● Instructions to follow:
Write out the listing in full, matching it word for word.

(Data records)
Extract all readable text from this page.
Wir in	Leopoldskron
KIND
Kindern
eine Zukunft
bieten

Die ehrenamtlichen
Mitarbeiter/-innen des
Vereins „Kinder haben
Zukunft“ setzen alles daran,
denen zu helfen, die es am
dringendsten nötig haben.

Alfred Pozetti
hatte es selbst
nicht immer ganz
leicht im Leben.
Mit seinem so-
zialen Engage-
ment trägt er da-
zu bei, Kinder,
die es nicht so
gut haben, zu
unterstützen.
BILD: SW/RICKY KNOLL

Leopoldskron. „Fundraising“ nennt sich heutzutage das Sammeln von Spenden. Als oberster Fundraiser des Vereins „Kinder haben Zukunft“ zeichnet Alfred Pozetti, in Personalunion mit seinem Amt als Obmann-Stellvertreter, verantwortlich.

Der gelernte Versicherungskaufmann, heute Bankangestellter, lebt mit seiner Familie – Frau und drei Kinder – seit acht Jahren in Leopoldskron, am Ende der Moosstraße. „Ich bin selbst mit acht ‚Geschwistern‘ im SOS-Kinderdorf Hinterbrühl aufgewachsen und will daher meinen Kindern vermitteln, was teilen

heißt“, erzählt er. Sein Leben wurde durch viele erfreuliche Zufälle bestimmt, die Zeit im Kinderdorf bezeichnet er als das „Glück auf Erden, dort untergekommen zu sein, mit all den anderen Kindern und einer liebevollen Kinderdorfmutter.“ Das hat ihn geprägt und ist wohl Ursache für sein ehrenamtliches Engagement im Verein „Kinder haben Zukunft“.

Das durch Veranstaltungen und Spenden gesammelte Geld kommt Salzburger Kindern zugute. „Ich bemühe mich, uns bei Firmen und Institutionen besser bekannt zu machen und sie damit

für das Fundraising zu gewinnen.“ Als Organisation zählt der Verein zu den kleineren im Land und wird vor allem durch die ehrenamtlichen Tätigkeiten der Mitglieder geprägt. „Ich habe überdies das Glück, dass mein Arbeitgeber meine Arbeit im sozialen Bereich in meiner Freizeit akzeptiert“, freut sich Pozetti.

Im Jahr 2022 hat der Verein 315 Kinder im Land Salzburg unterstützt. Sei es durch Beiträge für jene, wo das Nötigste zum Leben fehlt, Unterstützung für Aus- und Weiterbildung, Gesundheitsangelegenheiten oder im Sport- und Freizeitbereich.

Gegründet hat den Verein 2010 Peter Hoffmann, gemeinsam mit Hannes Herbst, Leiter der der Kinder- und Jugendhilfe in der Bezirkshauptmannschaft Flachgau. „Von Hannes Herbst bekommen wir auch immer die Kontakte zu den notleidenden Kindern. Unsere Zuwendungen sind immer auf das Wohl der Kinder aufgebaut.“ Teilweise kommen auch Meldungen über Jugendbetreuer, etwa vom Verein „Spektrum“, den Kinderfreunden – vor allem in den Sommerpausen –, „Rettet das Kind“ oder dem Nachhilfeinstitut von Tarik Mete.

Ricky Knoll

● Result for this task:
Extract all readable text from this page.
Wir in	Leopoldskron
KIND
Kindern
eine Zukunft
bieten

Die ehrenamtlichen
Mitarbeiter/-innen des
Vereins „Kinder haben
Zukunft“ setzen alles daran,
denen zu helfen, die es am
dringendsten nötig haben.

Alfred Pozetti
hatte es selbst
nicht immer ganz
leicht im Leben.
Mit seinem so-
zialen Engage-
ment trägt er da-
zu bei, Kinder,
die es nicht so
gut haben, zu
unterstützen.
BILD: SW/RICKY KNOLL

Leopoldskron. „Fundraising“ nennt sich heutzutage das Sammeln von Spenden. Als oberster Fundraiser des Vereins „Kinder haben Zukunft“ zeichnet Alfred Pozetti, in Personalunion mit seinem Amt als Obmann-Stellvertreter, verantwortlich.

Der gelernte Versicherungskaufmann, heute Bankangestellter, lebt mit seiner Familie – Frau und drei Kinder – seit acht Jahren in Leopoldskron, am Ende der Moosstraße. „Ich bin selbst mit acht ‚Geschwistern‘ im SOS-Kinderdorf Hinterbrühl aufgewachsen und will daher meinen Kindern vermitteln, was teilen

heißt“, erzählt er. Sein Leben wurde durch viele erfreuliche Zufälle bestimmt, die Zeit im Kinderdorf bezeichnet er als das „Glück auf Erden, dort untergekommen zu sein, mit all den anderen Kindern und einer liebevollen Kinderdorfmutter.“ Das hat ihn geprägt und ist wohl Ursache für sein ehrenamtliches Engagement im Verein „Kinder haben Zukunft“.

Das durch Veranstaltungen und Spenden gesammelte Geld kommt Salzburger Kindern zugute. „Ich bemühe mich, uns bei Firmen und Institutionen besser bekannt zu machen und sie damit

für das Fundraising zu gewinnen.“ Als Organisation zählt der Verein zu den kleineren im Land und wird vor allem durch die ehrenamtlichen Tätigkeiten der Mitglieder geprägt. „Ich habe überdies das Glück, dass mein Arbeitgeber meine Arbeit im sozialen Bereich in meiner Freizeit akzeptiert“, freut sich Pozetti.

Im Jahr 2022 hat der Verein 315 Kinder im Land Salzburg unterstützt. Sei es durch Beiträge für jene, wo das Nötigste zum Leben fehlt, Unterstützung für Aus- und Weiterbildung, Gesundheitsangelegenheiten oder im Sport- und Freizeitbereich.

Gegründet hat den Verein 2010 Peter Hoffmann, gemeinsam mit Hannes Herbst, Leiter der der Kinder- und Jugendhilfe in der Bezirkshauptmannschaft Flachgau. „Von Hannes Herbst bekommen wir auch immer die Kontakte zu den notleidenden Kindern. Unsere Zuwendungen sind immer auf das Wohl der Kinder aufgebaut.“ Teilweise kommen auch Meldungen über Jugendbetreuer, etwa vom Verein „Spektrum“, den Kinderfreunden – vor allem in den Sommerpausen –, „Rettet das Kind“ oder dem Nachhilfeinstitut von Tarik Mete.

Ricky Knoll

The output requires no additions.